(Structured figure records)
"""
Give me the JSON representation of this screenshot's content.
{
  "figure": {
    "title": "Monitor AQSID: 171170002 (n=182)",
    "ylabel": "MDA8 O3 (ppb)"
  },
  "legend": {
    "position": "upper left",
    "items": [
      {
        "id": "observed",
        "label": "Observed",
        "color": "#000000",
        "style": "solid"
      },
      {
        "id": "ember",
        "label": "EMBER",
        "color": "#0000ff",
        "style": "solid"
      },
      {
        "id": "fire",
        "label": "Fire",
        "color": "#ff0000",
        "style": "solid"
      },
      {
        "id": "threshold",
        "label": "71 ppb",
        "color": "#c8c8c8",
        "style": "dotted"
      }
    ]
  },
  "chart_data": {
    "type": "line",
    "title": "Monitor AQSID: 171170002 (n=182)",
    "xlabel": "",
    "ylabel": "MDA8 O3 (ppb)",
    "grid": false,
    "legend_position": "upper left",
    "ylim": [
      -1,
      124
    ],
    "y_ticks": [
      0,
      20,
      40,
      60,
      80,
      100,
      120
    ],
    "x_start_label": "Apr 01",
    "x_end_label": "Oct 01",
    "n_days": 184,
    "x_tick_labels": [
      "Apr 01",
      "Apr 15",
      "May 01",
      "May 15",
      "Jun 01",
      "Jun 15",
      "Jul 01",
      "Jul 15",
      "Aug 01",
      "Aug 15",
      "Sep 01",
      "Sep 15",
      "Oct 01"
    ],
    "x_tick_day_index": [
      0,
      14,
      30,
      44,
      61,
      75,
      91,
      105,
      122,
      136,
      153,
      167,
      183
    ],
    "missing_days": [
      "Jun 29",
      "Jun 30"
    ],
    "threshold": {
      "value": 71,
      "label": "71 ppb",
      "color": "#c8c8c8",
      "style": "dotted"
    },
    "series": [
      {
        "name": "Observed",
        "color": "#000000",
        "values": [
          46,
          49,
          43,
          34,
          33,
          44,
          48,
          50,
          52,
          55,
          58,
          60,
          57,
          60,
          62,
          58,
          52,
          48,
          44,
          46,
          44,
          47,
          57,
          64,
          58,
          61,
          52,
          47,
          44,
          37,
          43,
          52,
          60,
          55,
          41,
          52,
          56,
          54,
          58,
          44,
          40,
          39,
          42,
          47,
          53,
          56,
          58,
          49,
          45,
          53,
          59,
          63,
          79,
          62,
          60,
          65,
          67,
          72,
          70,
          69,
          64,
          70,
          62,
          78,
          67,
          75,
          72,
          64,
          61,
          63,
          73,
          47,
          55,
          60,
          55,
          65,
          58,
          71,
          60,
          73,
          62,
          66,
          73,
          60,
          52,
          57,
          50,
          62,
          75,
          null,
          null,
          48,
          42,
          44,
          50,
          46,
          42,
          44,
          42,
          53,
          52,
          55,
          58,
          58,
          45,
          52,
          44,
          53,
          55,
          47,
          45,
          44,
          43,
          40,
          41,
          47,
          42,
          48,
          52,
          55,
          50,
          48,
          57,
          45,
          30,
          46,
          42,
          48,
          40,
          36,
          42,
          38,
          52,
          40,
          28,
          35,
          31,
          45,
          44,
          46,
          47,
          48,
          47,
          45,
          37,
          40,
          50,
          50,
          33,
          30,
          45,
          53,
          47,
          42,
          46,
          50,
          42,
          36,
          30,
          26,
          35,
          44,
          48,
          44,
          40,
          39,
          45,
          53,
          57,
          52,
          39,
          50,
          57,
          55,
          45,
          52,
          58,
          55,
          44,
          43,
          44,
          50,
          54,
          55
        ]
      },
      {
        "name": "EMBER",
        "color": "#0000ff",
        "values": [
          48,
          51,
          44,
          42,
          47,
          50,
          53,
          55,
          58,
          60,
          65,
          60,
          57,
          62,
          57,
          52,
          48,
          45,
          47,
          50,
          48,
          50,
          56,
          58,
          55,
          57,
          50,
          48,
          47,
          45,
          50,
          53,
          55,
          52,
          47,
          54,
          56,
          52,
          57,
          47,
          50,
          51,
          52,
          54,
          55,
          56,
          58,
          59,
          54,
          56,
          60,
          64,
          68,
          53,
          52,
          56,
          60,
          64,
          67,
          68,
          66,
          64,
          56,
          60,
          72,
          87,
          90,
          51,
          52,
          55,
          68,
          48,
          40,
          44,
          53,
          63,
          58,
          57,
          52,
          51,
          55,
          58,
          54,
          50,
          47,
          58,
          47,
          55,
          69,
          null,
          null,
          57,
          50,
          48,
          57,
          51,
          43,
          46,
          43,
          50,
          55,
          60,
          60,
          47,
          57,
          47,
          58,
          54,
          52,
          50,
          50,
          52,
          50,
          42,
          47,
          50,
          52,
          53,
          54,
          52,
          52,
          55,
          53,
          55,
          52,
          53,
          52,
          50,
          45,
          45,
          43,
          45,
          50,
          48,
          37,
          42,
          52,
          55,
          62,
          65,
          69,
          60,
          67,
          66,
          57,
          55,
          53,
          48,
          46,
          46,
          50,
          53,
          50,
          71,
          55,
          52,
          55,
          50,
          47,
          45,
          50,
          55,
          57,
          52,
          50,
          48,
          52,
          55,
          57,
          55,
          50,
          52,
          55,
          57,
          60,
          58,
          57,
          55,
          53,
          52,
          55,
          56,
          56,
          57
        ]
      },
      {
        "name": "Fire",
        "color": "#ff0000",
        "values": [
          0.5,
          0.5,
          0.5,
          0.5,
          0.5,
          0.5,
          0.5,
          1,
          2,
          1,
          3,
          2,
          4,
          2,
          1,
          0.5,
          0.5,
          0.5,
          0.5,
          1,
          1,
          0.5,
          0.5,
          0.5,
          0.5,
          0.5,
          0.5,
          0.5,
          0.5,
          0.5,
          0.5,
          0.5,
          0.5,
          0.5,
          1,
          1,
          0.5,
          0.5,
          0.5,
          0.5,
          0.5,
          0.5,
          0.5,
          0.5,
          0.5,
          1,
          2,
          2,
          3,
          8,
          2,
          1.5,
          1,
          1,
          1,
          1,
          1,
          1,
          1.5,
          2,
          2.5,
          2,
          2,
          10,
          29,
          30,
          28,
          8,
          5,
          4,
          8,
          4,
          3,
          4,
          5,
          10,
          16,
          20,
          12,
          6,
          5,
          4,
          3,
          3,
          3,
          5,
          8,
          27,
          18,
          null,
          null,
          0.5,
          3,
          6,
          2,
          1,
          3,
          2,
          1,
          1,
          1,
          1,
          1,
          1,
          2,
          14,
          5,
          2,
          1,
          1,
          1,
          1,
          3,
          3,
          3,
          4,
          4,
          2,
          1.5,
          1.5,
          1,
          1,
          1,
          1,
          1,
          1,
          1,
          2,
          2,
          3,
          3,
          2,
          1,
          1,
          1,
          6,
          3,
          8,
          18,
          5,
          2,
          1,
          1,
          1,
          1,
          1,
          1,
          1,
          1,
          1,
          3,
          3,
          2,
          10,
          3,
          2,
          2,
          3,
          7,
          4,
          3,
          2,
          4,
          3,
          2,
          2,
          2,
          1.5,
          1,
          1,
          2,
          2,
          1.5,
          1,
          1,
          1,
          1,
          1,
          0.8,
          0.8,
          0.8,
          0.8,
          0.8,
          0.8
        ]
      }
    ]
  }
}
"""
▶ **Work instructions**
Repeat the data above, word for word.

▶ **Solution to the problem**
Give me the JSON representation of this screenshot's content.
{
  "figure": {
    "title": "Monitor AQSID: 171170002 (n=182)",
    "ylabel": "MDA8 O3 (ppb)"
  },
  "legend": {
    "position": "upper left",
    "items": [
      {
        "id": "observed",
        "label": "Observed",
        "color": "#000000",
        "style": "solid"
      },
      {
        "id": "ember",
        "label": "EMBER",
        "color": "#0000ff",
        "style": "solid"
      },
      {
        "id": "fire",
        "label": "Fire",
        "color": "#ff0000",
        "style": "solid"
      },
      {
        "id": "threshold",
        "label": "71 ppb",
        "color": "#c8c8c8",
        "style": "dotted"
      }
    ]
  },
  "chart_data": {
    "type": "line",
    "title": "Monitor AQSID: 171170002 (n=182)",
    "xlabel": "",
    "ylabel": "MDA8 O3 (ppb)",
    "grid": false,
    "legend_position": "upper left",
    "ylim": [
      -1,
      124
    ],
    "y_ticks": [
      0,
      20,
      40,
      60,
      80,
      100,
      120
    ],
    "x_start_label": "Apr 01",
    "x_end_label": "Oct 01",
    "n_days": 184,
    "x_tick_labels": [
      "Apr 01",
      "Apr 15",
      "May 01",
      "May 15",
      "Jun 01",
      "Jun 15",
      "Jul 01",
      "Jul 15",
      "Aug 01",
      "Aug 15",
      "Sep 01",
      "Sep 15",
      "Oct 01"
    ],
    "x_tick_day_index": [
      0,
      14,
      30,
      44,
      61,
      75,
      91,
      105,
      122,
      136,
      153,
      167,
      183
    ],
    "missing_days": [
      "Jun 29",
      "Jun 30"
    ],
    "threshold": {
      "value": 71,
      "label": "71 ppb",
      "color": "#c8c8c8",
      "style": "dotted"
    },
    "series": [
      {
        "name": "Observed",
        "color": "#000000",
        "values": [
          46,
          49,
          43,
          34,
          33,
          44,
          48,
          50,
          52,
          55,
          58,
          60,
          57,
          60,
          62,
          58,
          52,
          48,
          44,
          46,
          44,
          47,
          57,
          64,
          58,
          61,
          52,
          47,
          44,
          37,
          43,
          52,
          60,
          55,
          41,
          52,
          56,
          54,
          58,
          44,
          40,
          39,
          42,
          47,
          53,
          56,
          58,
          49,
          45,
          53,
          59,
          63,
          79,
          62,
          60,
          65,
          67,
          72,
          70,
          69,
          64,
          70,
          62,
          78,
          67,
          75,
          72,
          64,
          61,
          63,
          73,
          47,
          55,
          60,
          55,
          65,
          58,
          71,
          60,
          73,
          62,
          66,
          73,
          60,
          52,
          57,
          50,
          62,
          75,
          null,
          null,
          48,
          42,
          44,
          50,
          46,
          42,
          44,
          42,
          53,
          52,
          55,
          58,
          58,
          45,
          52,
          44,
          53,
          55,
          47,
          45,
          44,
          43,
          40,
          41,
          47,
          42,
          48,
          52,
          55,
          50,
          48,
          57,
          45,
          30,
          46,
          42,
          48,
          40,
          36,
          42,
          38,
          52,
          40,
          28,
          35,
          31,
          45,
          44,
          46,
          47,
          48,
          47,
          45,
          37,
          40,
          50,
          50,
          33,
          30,
          45,
          53,
          47,
          42,
          46,
          50,
          42,
          36,
          30,
          26,
          35,
          44,
          48,
          44,
          40,
          39,
          45,
          53,
          57,
          52,
          39,
          50,
          57,
          55,
          45,
          52,
          58,
          55,
          44,
          43,
          44,
          50,
          54,
          55
        ]
      },
      {
        "name": "EMBER",
        "color": "#0000ff",
        "values": [
          48,
          51,
          44,
          42,
          47,
          50,
          53,
          55,
          58,
          60,
          65,
          60,
          57,
          62,
          57,
          52,
          48,
          45,
          47,
          50,
          48,
          50,
          56,
          58,
          55,
          57,
          50,
          48,
          47,
          45,
          50,
          53,
          55,
          52,
          47,
          54,
          56,
          52,
          57,
          47,
          50,
          51,
          52,
          54,
          55,
          56,
          58,
          59,
          54,
          56,
          60,
          64,
          68,
          53,
          52,
          56,
          60,
          64,
          67,
          68,
          66,
          64,
          56,
          60,
          72,
          87,
          90,
          51,
          52,
          55,
          68,
          48,
          40,
          44,
          53,
          63,
          58,
          57,
          52,
          51,
          55,
          58,
          54,
          50,
          47,
          58,
          47,
          55,
          69,
          null,
          null,
          57,
          50,
          48,
          57,
          51,
          43,
          46,
          43,
          50,
          55,
          60,
          60,
          47,
          57,
          47,
          58,
          54,
          52,
          50,
          50,
          52,
          50,
          42,
          47,
          50,
          52,
          53,
          54,
          52,
          52,
          55,
          53,
          55,
          52,
          53,
          52,
          50,
          45,
          45,
          43,
          45,
          50,
          48,
          37,
          42,
          52,
          55,
          62,
          65,
          69,
          60,
          67,
          66,
          57,
          55,
          53,
          48,
          46,
          46,
          50,
          53,
          50,
          71,
          55,
          52,
          55,
          50,
          47,
          45,
          50,
          55,
          57,
          52,
          50,
          48,
          52,
          55,
          57,
          55,
          50,
          52,
          55,
          57,
          60,
          58,
          57,
          55,
          53,
          52,
          55,
          56,
          56,
          57
        ]
      },
      {
        "name": "Fire",
        "color": "#ff0000",
        "values": [
          0.5,
          0.5,
          0.5,
          0.5,
          0.5,
          0.5,
          0.5,
          1,
          2,
          1,
          3,
          2,
          4,
          2,
          1,
          0.5,
          0.5,
          0.5,
          0.5,
          1,
          1,
          0.5,
          0.5,
          0.5,
          0.5,
          0.5,
          0.5,
          0.5,
          0.5,
          0.5,
          0.5,
          0.5,
          0.5,
          0.5,
          1,
          1,
          0.5,
          0.5,
          0.5,
          0.5,
          0.5,
          0.5,
          0.5,
          0.5,
          0.5,
          1,
          2,
          2,
          3,
          8,
          2,
          1.5,
          1,
          1,
          1,
          1,
          1,
          1,
          1.5,
          2,
          2.5,
          2,
          2,
          10,
          29,
          30,
          28,
          8,
          5,
          4,
          8,
          4,
          3,
          4,
          5,
          10,
          16,
          20,
          12,
          6,
          5,
          4,
          3,
          3,
          3,
          5,
          8,
          27,
          18,
          null,
          null,
          0.5,
          3,
          6,
          2,
          1,
          3,
          2,
          1,
          1,
          1,
          1,
          1,
          1,
          2,
          14,
          5,
          2,
          1,
          1,
          1,
          1,
          3,
          3,
          3,
          4,
          4,
          2,
          1.5,
          1.5,
          1,
          1,
          1,
          1,
          1,
          1,
          1,
          2,
          2,
          3,
          3,
          2,
          1,
          1,
          1,
          6,
          3,
          8,
          18,
          5,
          2,
          1,
          1,
          1,
          1,
          1,
          1,
          1,
          1,
          1,
          3,
          3,
          2,
          10,
          3,
          2,
          2,
          3,
          7,
          4,
          3,
          2,
          4,
          3,
          2,
          2,
          2,
          1.5,
          1,
          1,
          2,
          2,
          1.5,
          1,
          1,
          1,
          1,
          1,
          0.8,
          0.8,
          0.8,
          0.8,
          0.8,
          0.8
        ]
      }
    ]
  }
}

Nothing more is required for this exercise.